### Set problem
Of the lines in the data below, count the ones holding the string "Global", and answer with that number only.

[Stored data]
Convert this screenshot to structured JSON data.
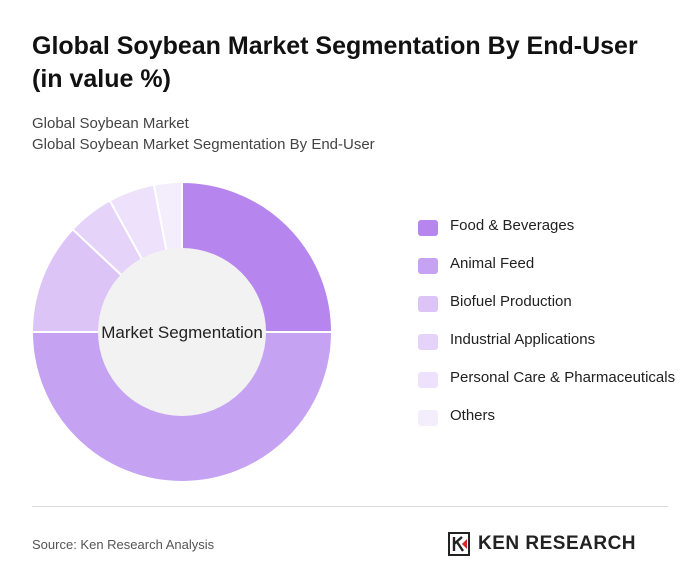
{
  "title": "Global Soybean Market Segmentation By End-User (in value %)",
  "subtitle_line1": "Global Soybean Market",
  "subtitle_line2": "Global Soybean Market Segmentation By End-User",
  "chart_data": {
    "type": "pie",
    "center_label": "Market Segmentation",
    "legend_position": "right",
    "categories": [
      "Food & Beverages",
      "Animal Feed",
      "Biofuel Production",
      "Industrial Applications",
      "Personal Care & Pharmaceuticals",
      "Others"
    ],
    "values": [
      25,
      50,
      12,
      5,
      5,
      3
    ],
    "colors": [
      "#b685ee",
      "#c6a2f2",
      "#dcc4f7",
      "#e5d3f9",
      "#ede1fb",
      "#f4eefc"
    ]
  },
  "footer": {
    "source": "Source: Ken Research Analysis",
    "logo_text": "KEN RESEARCH"
  }
}
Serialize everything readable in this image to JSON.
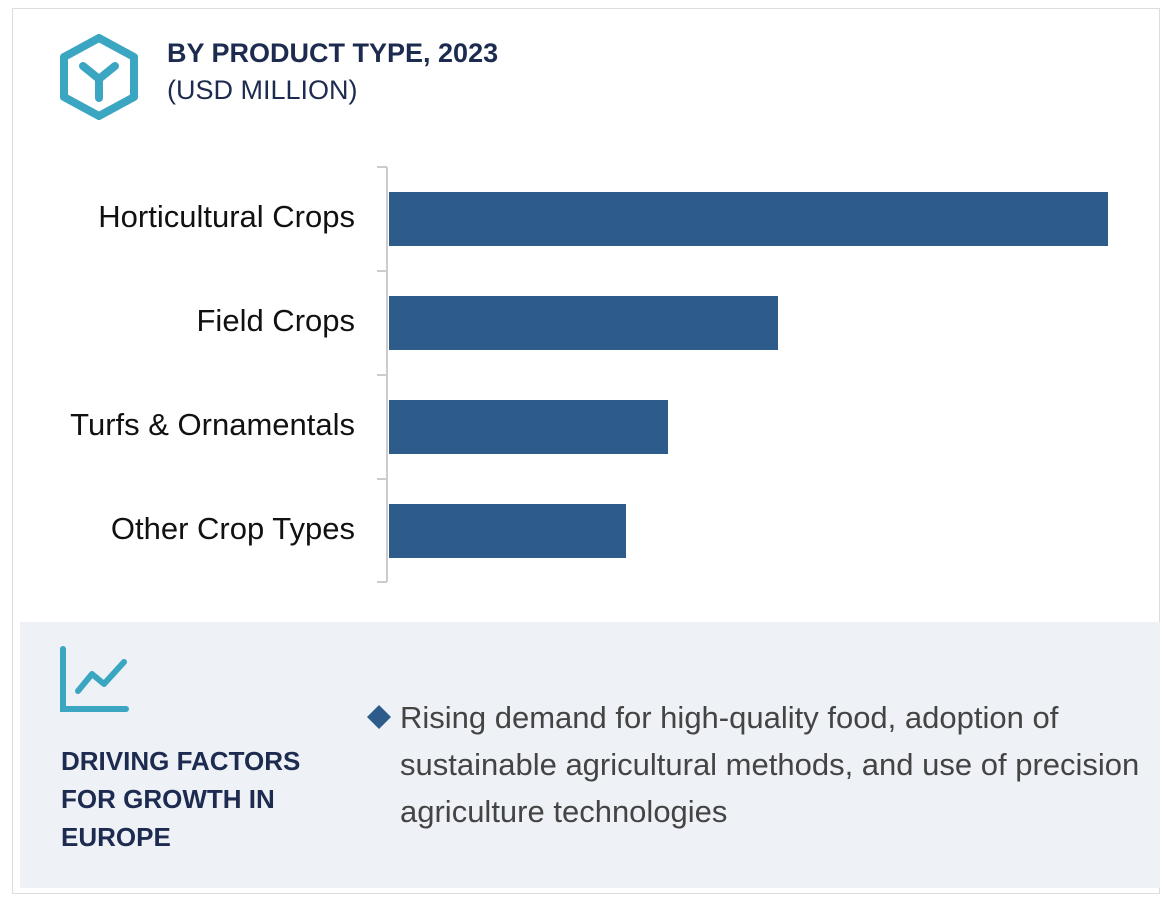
{
  "header": {
    "title": "BY PRODUCT TYPE, 2023",
    "subtitle": "(USD MILLION)"
  },
  "chart_data": {
    "type": "bar",
    "orientation": "horizontal",
    "categories": [
      "Horticultural Crops",
      "Field Crops",
      "Turfs & Ornamentals",
      "Other Crop Types"
    ],
    "values": [
      719,
      389,
      279,
      237
    ],
    "color": "#2d5b8a"
  },
  "footer": {
    "heading": "DRIVING FACTORS FOR GROWTH IN EUROPE",
    "bullet": "Rising demand for high-quality food, adoption of sustainable agricultural methods, and use of precision agriculture technologies"
  }
}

### Expected answer
3